The problem — Can you convert the lines below into a JSON list of strings, one string per line, leaving out any blank lines?

+ + +

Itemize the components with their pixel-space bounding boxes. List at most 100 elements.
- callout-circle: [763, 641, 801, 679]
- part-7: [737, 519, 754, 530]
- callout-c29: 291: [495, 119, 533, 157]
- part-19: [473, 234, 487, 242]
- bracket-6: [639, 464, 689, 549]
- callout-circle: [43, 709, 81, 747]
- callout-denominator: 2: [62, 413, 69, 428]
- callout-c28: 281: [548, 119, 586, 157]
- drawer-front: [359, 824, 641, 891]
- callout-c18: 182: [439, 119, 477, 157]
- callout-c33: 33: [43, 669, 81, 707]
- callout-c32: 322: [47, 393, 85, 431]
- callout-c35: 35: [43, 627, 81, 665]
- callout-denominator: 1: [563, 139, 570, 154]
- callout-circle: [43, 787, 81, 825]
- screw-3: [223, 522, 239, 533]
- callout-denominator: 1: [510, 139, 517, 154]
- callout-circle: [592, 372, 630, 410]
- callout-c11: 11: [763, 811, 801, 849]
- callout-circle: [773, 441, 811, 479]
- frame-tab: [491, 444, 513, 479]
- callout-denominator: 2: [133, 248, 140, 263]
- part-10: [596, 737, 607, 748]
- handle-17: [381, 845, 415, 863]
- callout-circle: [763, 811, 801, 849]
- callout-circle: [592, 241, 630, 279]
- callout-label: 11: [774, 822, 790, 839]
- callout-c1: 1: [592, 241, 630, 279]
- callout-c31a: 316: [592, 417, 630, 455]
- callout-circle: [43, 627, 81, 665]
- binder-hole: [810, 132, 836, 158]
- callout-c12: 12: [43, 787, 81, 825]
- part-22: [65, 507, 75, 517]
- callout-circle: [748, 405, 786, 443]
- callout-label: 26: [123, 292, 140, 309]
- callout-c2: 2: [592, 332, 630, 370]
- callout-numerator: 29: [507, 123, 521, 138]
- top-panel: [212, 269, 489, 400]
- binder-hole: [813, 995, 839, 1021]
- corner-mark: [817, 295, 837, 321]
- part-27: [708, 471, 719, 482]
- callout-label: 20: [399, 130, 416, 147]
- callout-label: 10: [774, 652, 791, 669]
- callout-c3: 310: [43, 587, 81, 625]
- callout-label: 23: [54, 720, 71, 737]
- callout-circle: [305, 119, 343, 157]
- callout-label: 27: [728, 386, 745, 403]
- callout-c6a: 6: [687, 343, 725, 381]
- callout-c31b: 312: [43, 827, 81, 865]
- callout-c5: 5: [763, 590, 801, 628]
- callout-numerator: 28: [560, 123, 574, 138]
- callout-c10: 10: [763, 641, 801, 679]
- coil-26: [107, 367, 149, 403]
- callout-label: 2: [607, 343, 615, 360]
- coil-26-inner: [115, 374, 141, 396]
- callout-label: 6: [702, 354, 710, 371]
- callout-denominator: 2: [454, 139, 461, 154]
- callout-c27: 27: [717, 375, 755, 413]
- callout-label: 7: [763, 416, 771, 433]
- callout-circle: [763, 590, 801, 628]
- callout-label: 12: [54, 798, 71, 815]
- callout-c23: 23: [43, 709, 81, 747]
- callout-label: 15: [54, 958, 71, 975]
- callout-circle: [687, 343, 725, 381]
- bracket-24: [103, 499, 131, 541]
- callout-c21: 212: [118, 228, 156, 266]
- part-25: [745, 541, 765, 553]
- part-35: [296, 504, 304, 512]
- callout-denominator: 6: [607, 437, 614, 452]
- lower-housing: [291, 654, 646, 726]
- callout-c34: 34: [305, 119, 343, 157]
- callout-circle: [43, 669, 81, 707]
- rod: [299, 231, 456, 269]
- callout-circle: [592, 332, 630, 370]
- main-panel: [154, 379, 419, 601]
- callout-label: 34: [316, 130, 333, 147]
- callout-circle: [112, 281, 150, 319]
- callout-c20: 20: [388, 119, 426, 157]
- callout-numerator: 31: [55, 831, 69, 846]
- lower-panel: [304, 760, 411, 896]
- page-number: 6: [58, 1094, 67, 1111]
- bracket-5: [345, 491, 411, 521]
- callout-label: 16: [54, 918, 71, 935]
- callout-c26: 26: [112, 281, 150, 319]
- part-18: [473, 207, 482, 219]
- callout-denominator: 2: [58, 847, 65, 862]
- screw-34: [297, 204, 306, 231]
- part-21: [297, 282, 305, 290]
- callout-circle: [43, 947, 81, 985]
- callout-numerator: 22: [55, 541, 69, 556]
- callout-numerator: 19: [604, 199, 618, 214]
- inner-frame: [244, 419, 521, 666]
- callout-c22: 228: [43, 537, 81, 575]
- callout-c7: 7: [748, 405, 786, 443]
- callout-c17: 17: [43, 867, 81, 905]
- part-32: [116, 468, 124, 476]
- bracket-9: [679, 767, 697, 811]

+ + +

Output below —
[
  "Itemize the components with their pixel-space bounding boxes. List at most 100 elements.",
  "- callout-circle: [763, 641, 801, 679]",
  "- part-7: [737, 519, 754, 530]",
  "- callout-c29: 291: [495, 119, 533, 157]",
  "- part-19: [473, 234, 487, 242]",
  "- bracket-6: [639, 464, 689, 549]",
  "- callout-circle: [43, 709, 81, 747]",
  "- callout-denominator: 2: [62, 413, 69, 428]",
  "- callout-c28: 281: [548, 119, 586, 157]",
  "- drawer-front: [359, 824, 641, 891]",
  "- callout-c18: 182: [439, 119, 477, 157]",
  "- callout-c33: 33: [43, 669, 81, 707]",
  "- callout-c32: 322: [47, 393, 85, 431]",
  "- callout-c35: 35: [43, 627, 81, 665]",
  "- callout-denominator: 1: [563, 139, 570, 154]",
  "- callout-circle: [43, 787, 81, 825]",
  "- screw-3: [223, 522, 239, 533]",
  "- callout-denominator: 1: [510, 139, 517, 154]",
  "- callout-circle: [592, 372, 630, 410]",
  "- callout-c11: 11: [763, 811, 801, 849]",
  "- callout-circle: [773, 441, 811, 479]",
  "- frame-tab: [491, 444, 513, 479]",
  "- callout-denominator: 2: [133, 248, 140, 263]",
  "- part-10: [596, 737, 607, 748]",
  "- handle-17: [381, 845, 415, 863]",
  "- callout-circle: [763, 811, 801, 849]",
  "- callout-circle: [592, 241, 630, 279]",
  "- callout-label: 11: [774, 822, 790, 839]",
  "- callout-c1: 1: [592, 241, 630, 279]",
  "- callout-c31a: 316: [592, 417, 630, 455]",
  "- callout-circle: [43, 627, 81, 665]",
  "- binder-hole: [810, 132, 836, 158]",
  "- callout-c12: 12: [43, 787, 81, 825]",
  "- part-22: [65, 507, 75, 517]",
  "- callout-circle: [748, 405, 786, 443]",
  "- callout-label: 26: [123, 292, 140, 309]",
  "- callout-c2: 2: [592, 332, 630, 370]",
  "- callout-numerator: 29: [507, 123, 521, 138]",
  "- top-panel: [212, 269, 489, 400]",
  "- binder-hole: [813, 995, 839, 1021]",
  "- corner-mark: [817, 295, 837, 321]",
  "- part-27: [708, 471, 719, 482]",
  "- callout-label: 20: [399, 130, 416, 147]",
  "- callout-label: 10: [774, 652, 791, 669]",
  "- callout-c3: 310: [43, 587, 81, 625]",
  "- callout-label: 23: [54, 720, 71, 737]",
  "- callout-circle: [305, 119, 343, 157]",
  "- callout-label: 27: [728, 386, 745, 403]",
  "- callout-c6a: 6: [687, 343, 725, 381]",
  "- callout-c31b: 312: [43, 827, 81, 865]",
  "- callout-c5: 5: [763, 590, 801, 628]",
  "- callout-numerator: 28: [560, 123, 574, 138]",
  "- callout-c10: 10: [763, 641, 801, 679]",
  "- coil-26: [107, 367, 149, 403]",
  "- callout-label: 2: [607, 343, 615, 360]",
  "- coil-26-inner: [115, 374, 141, 396]",
  "- callout-label: 6: [702, 354, 710, 371]",
  "- callout-denominator: 2: [454, 139, 461, 154]",
  "- callout-c27: 27: [717, 375, 755, 413]",
  "- callout-label: 7: [763, 416, 771, 433]",
  "- callout-circle: [763, 590, 801, 628]",
  "- callout-label: 12: [54, 798, 71, 815]",
  "- callout-c23: 23: [43, 709, 81, 747]",
  "- callout-label: 15: [54, 958, 71, 975]",
  "- callout-circle: [687, 343, 725, 381]",
  "- bracket-24: [103, 499, 131, 541]",
  "- callout-c21: 212: [118, 228, 156, 266]",
  "- part-25: [745, 541, 765, 553]",
  "- part-35: [296, 504, 304, 512]",
  "- callout-denominator: 6: [607, 437, 614, 452]",
  "- lower-housing: [291, 654, 646, 726]",
  "- callout-c34: 34: [305, 119, 343, 157]",
  "- callout-circle: [43, 669, 81, 707]",
  "- rod: [299, 231, 456, 269]",
  "- callout-circle: [592, 332, 630, 370]",
  "- main-panel: [154, 379, 419, 601]",
  "- callout-label: 34: [316, 130, 333, 147]",
  "- callout-circle: [112, 281, 150, 319]",
  "- callout-c20: 20: [388, 119, 426, 157]",
  "- callout-numerator: 31: [55, 831, 69, 846]",
  "- lower-panel: [304, 760, 411, 896]",
  "- page-number: 6: [58, 1094, 67, 1111]",
  "- bracket-5: [345, 491, 411, 521]",
  "- callout-label: 16: [54, 918, 71, 935]",
  "- callout-c26: 26: [112, 281, 150, 319]",
  "- part-18: [473, 207, 482, 219]",
  "- callout-denominator: 2: [58, 847, 65, 862]",
  "- screw-34: [297, 204, 306, 231]",
  "- part-21: [297, 282, 305, 290]",
  "- callout-circle: [43, 947, 81, 985]",
  "- callout-numerator: 22: [55, 541, 69, 556]",
  "- callout-numerator: 19: [604, 199, 618, 214]",
  "- inner-frame: [244, 419, 521, 666]",
  "- callout-c22: 228: [43, 537, 81, 575]",
  "- callout-c7: 7: [748, 405, 786, 443]",
  "- callout-c17: 17: [43, 867, 81, 905]",
  "- part-32: [116, 468, 124, 476]",
  "- bracket-9: [679, 767, 697, 811]"
]